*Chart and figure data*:
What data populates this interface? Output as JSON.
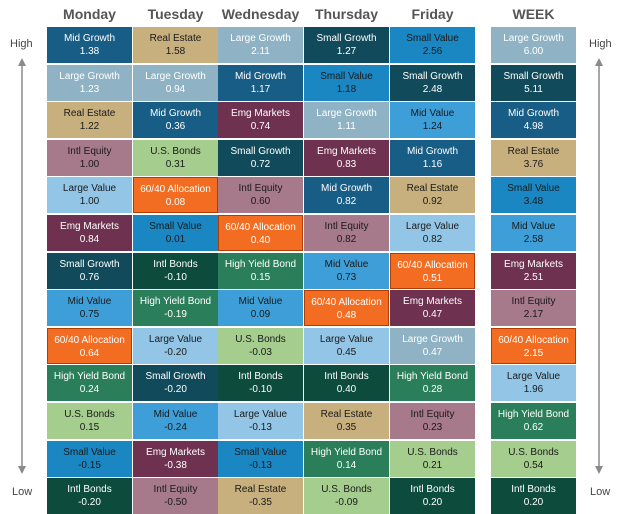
{
  "chart_data": {
    "type": "table",
    "side_labels": {
      "high": "High",
      "low": "Low"
    },
    "columns": [
      {
        "header": "Monday",
        "cells": [
          {
            "asset": "Mid Growth",
            "value": "1.38"
          },
          {
            "asset": "Large Growth",
            "value": "1.23"
          },
          {
            "asset": "Real Estate",
            "value": "1.22"
          },
          {
            "asset": "Intl Equity",
            "value": "1.00"
          },
          {
            "asset": "Large Value",
            "value": "1.00"
          },
          {
            "asset": "Emg Markets",
            "value": "0.84"
          },
          {
            "asset": "Small Growth",
            "value": "0.76"
          },
          {
            "asset": "Mid Value",
            "value": "0.75"
          },
          {
            "asset": "60/40 Allocation",
            "value": "0.64"
          },
          {
            "asset": "High Yield Bond",
            "value": "0.24"
          },
          {
            "asset": "U.S. Bonds",
            "value": "0.15"
          },
          {
            "asset": "Small Value",
            "value": "-0.15"
          },
          {
            "asset": "Intl Bonds",
            "value": "-0.20"
          }
        ]
      },
      {
        "header": "Tuesday",
        "cells": [
          {
            "asset": "Real Estate",
            "value": "1.58"
          },
          {
            "asset": "Large Growth",
            "value": "0.94"
          },
          {
            "asset": "Mid Growth",
            "value": "0.36"
          },
          {
            "asset": "U.S. Bonds",
            "value": "0.31"
          },
          {
            "asset": "60/40 Allocation",
            "value": "0.08"
          },
          {
            "asset": "Small Value",
            "value": "0.01"
          },
          {
            "asset": "Intl Bonds",
            "value": "-0.10"
          },
          {
            "asset": "High Yield Bond",
            "value": "-0.19"
          },
          {
            "asset": "Large Value",
            "value": "-0.20"
          },
          {
            "asset": "Small Growth",
            "value": "-0.20"
          },
          {
            "asset": "Mid Value",
            "value": "-0.24"
          },
          {
            "asset": "Emg Markets",
            "value": "-0.38"
          },
          {
            "asset": "Intl Equity",
            "value": "-0.50"
          }
        ]
      },
      {
        "header": "Wednesday",
        "cells": [
          {
            "asset": "Large Growth",
            "value": "2.11"
          },
          {
            "asset": "Mid Growth",
            "value": "1.17"
          },
          {
            "asset": "Emg Markets",
            "value": "0.74"
          },
          {
            "asset": "Small Growth",
            "value": "0.72"
          },
          {
            "asset": "Intl Equity",
            "value": "0.60"
          },
          {
            "asset": "60/40 Allocation",
            "value": "0.40"
          },
          {
            "asset": "High Yield Bond",
            "value": "0.15"
          },
          {
            "asset": "Mid Value",
            "value": "0.09"
          },
          {
            "asset": "U.S. Bonds",
            "value": "-0.03"
          },
          {
            "asset": "Intl Bonds",
            "value": "-0.10"
          },
          {
            "asset": "Large Value",
            "value": "-0.13"
          },
          {
            "asset": "Small Value",
            "value": "-0.13"
          },
          {
            "asset": "Real Estate",
            "value": "-0.35"
          }
        ]
      },
      {
        "header": "Thursday",
        "cells": [
          {
            "asset": "Small Growth",
            "value": "1.27"
          },
          {
            "asset": "Small Value",
            "value": "1.18"
          },
          {
            "asset": "Large Growth",
            "value": "1.11"
          },
          {
            "asset": "Emg Markets",
            "value": "0.83"
          },
          {
            "asset": "Mid Growth",
            "value": "0.82"
          },
          {
            "asset": "Intl Equity",
            "value": "0.82"
          },
          {
            "asset": "Mid Value",
            "value": "0.73"
          },
          {
            "asset": "60/40 Allocation",
            "value": "0.48"
          },
          {
            "asset": "Large Value",
            "value": "0.45"
          },
          {
            "asset": "Intl Bonds",
            "value": "0.40"
          },
          {
            "asset": "Real Estate",
            "value": "0.35"
          },
          {
            "asset": "High Yield Bond",
            "value": "0.14"
          },
          {
            "asset": "U.S. Bonds",
            "value": "-0.09"
          }
        ]
      },
      {
        "header": "Friday",
        "cells": [
          {
            "asset": "Small Value",
            "value": "2.56"
          },
          {
            "asset": "Small Growth",
            "value": "2.48"
          },
          {
            "asset": "Mid Value",
            "value": "1.24"
          },
          {
            "asset": "Mid Growth",
            "value": "1.16"
          },
          {
            "asset": "Real Estate",
            "value": "0.92"
          },
          {
            "asset": "Large Value",
            "value": "0.82"
          },
          {
            "asset": "60/40 Allocation",
            "value": "0.51"
          },
          {
            "asset": "Emg Markets",
            "value": "0.47"
          },
          {
            "asset": "Large Growth",
            "value": "0.47"
          },
          {
            "asset": "High Yield Bond",
            "value": "0.28"
          },
          {
            "asset": "Intl Equity",
            "value": "0.23"
          },
          {
            "asset": "U.S. Bonds",
            "value": "0.21"
          },
          {
            "asset": "Intl Bonds",
            "value": "0.20"
          }
        ]
      },
      {
        "header": "WEEK",
        "cells": [
          {
            "asset": "Large Growth",
            "value": "6.00"
          },
          {
            "asset": "Small Growth",
            "value": "5.11"
          },
          {
            "asset": "Mid Growth",
            "value": "4.98"
          },
          {
            "asset": "Real Estate",
            "value": "3.76"
          },
          {
            "asset": "Small Value",
            "value": "3.48"
          },
          {
            "asset": "Mid Value",
            "value": "2.58"
          },
          {
            "asset": "Emg Markets",
            "value": "2.51"
          },
          {
            "asset": "Intl Equity",
            "value": "2.17"
          },
          {
            "asset": "60/40 Allocation",
            "value": "2.15"
          },
          {
            "asset": "Large Value",
            "value": "1.96"
          },
          {
            "asset": "High Yield Bond",
            "value": "0.62"
          },
          {
            "asset": "U.S. Bonds",
            "value": "0.54"
          },
          {
            "asset": "Intl Bonds",
            "value": "0.20"
          }
        ]
      }
    ],
    "asset_colors": {
      "Mid Growth": {
        "bg": "#185d85",
        "fg": "#ffffff"
      },
      "Large Growth": {
        "bg": "#8fb3c4",
        "fg": "#ffffff"
      },
      "Real Estate": {
        "bg": "#c7b07e",
        "fg": "#1a1a1a"
      },
      "Intl Equity": {
        "bg": "#a6798b",
        "fg": "#1a1a1a"
      },
      "Large Value": {
        "bg": "#93c6e6",
        "fg": "#1a1a1a"
      },
      "Emg Markets": {
        "bg": "#6e3150",
        "fg": "#ffffff"
      },
      "Small Growth": {
        "bg": "#114a5a",
        "fg": "#ffffff"
      },
      "Mid Value": {
        "bg": "#3e9fd8",
        "fg": "#1a1a1a"
      },
      "60/40 Allocation": {
        "bg": "#f26d21",
        "fg": "#ffffff"
      },
      "High Yield Bond": {
        "bg": "#2a7f5a",
        "fg": "#ffffff"
      },
      "U.S. Bonds": {
        "bg": "#a5cd8e",
        "fg": "#1a1a1a"
      },
      "Small Value": {
        "bg": "#1a86c2",
        "fg": "#1a1a1a"
      },
      "Intl Bonds": {
        "bg": "#0d4b3c",
        "fg": "#ffffff"
      }
    },
    "axis_color": "#8a8a8a"
  }
}
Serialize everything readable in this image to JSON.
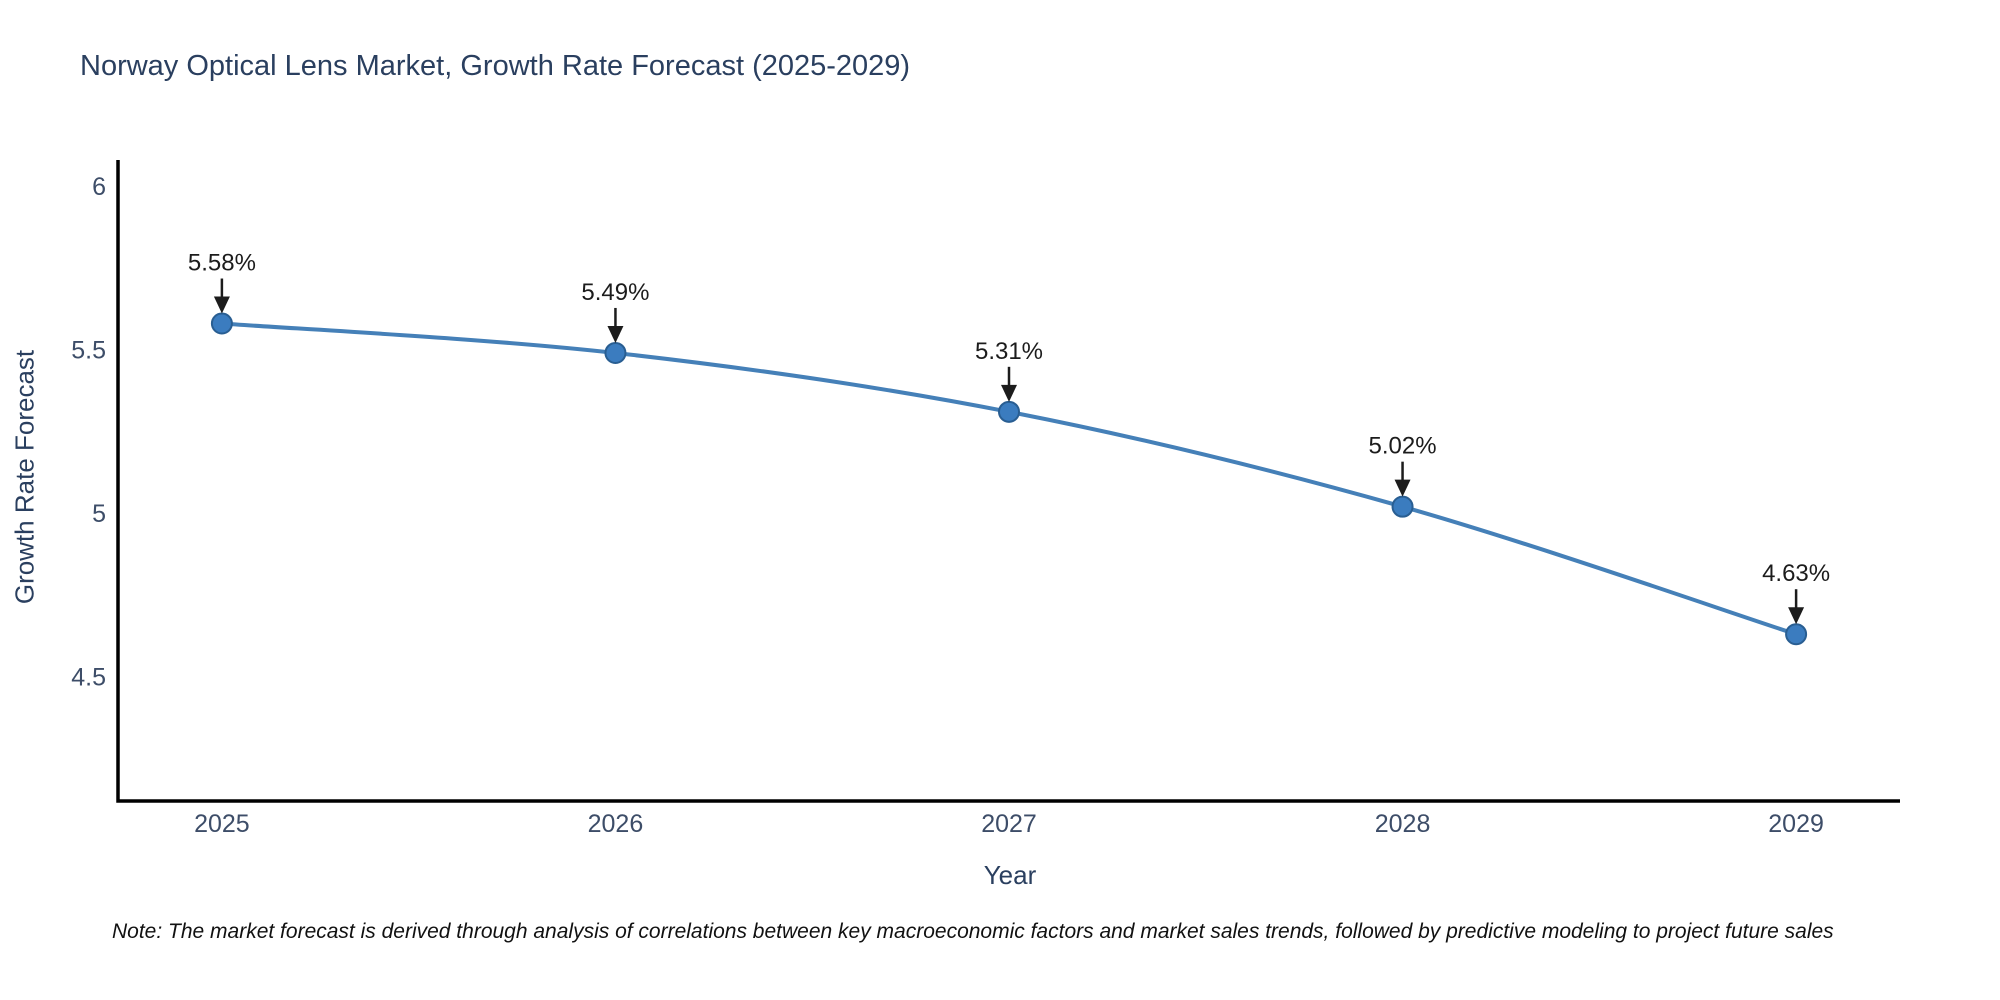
{
  "title": "Norway Optical Lens Market, Growth Rate Forecast (2025-2029)",
  "note": "Note: The market forecast is derived through analysis of correlations between key macroeconomic factors and market sales trends, followed by predictive modeling to project future sales",
  "chart_data": {
    "type": "line",
    "title": "Norway Optical Lens Market, Growth Rate Forecast (2025-2029)",
    "xlabel": "Year",
    "ylabel": "Growth Rate Forecast",
    "x": [
      2025,
      2026,
      2027,
      2028,
      2029
    ],
    "values": [
      5.58,
      5.49,
      5.31,
      5.02,
      4.63
    ],
    "point_labels": [
      "5.58%",
      "5.49%",
      "5.31%",
      "5.02%",
      "4.63%"
    ],
    "x_ticks": [
      "2025",
      "2026",
      "2027",
      "2028",
      "2029"
    ],
    "y_ticks": [
      6,
      5.5,
      5,
      4.5
    ],
    "xlim": [
      2024.736,
      2029.264
    ],
    "ylim": [
      4.12,
      6.08
    ],
    "grid": false,
    "line_shape": "spline",
    "legend": "none",
    "colors": {
      "line": "#4580b8",
      "marker_fill": "#3b7cbf",
      "marker_edge": "#295e92",
      "axis": "#000000",
      "annotation": "#1c1c1c",
      "tick_text": "#3d4d68",
      "title_text": "#2a3f5f"
    }
  }
}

*TASK REQUIREMENTS*:
Copy the lines starting at the line that contains "Serialize everything readable" and running to the final line of the entries, inclusive; omit all pictures.

*WRITTEN RESPONSE*:
Serialize everything readable in this image to JSON.
{
  "title": "Norway Optical Lens Market, Growth Rate Forecast (2025-2029)",
  "note": "Note: The market forecast is derived through analysis of correlations between key macroeconomic factors and market sales trends, followed by predictive modeling to project future sales",
  "chart_data": {
    "type": "line",
    "title": "Norway Optical Lens Market, Growth Rate Forecast (2025-2029)",
    "xlabel": "Year",
    "ylabel": "Growth Rate Forecast",
    "x": [
      2025,
      2026,
      2027,
      2028,
      2029
    ],
    "values": [
      5.58,
      5.49,
      5.31,
      5.02,
      4.63
    ],
    "point_labels": [
      "5.58%",
      "5.49%",
      "5.31%",
      "5.02%",
      "4.63%"
    ],
    "x_ticks": [
      "2025",
      "2026",
      "2027",
      "2028",
      "2029"
    ],
    "y_ticks": [
      6,
      5.5,
      5,
      4.5
    ],
    "xlim": [
      2024.736,
      2029.264
    ],
    "ylim": [
      4.12,
      6.08
    ],
    "grid": false,
    "line_shape": "spline",
    "legend": "none",
    "colors": {
      "line": "#4580b8",
      "marker_fill": "#3b7cbf",
      "marker_edge": "#295e92",
      "axis": "#000000",
      "annotation": "#1c1c1c",
      "tick_text": "#3d4d68",
      "title_text": "#2a3f5f"
    }
  }
}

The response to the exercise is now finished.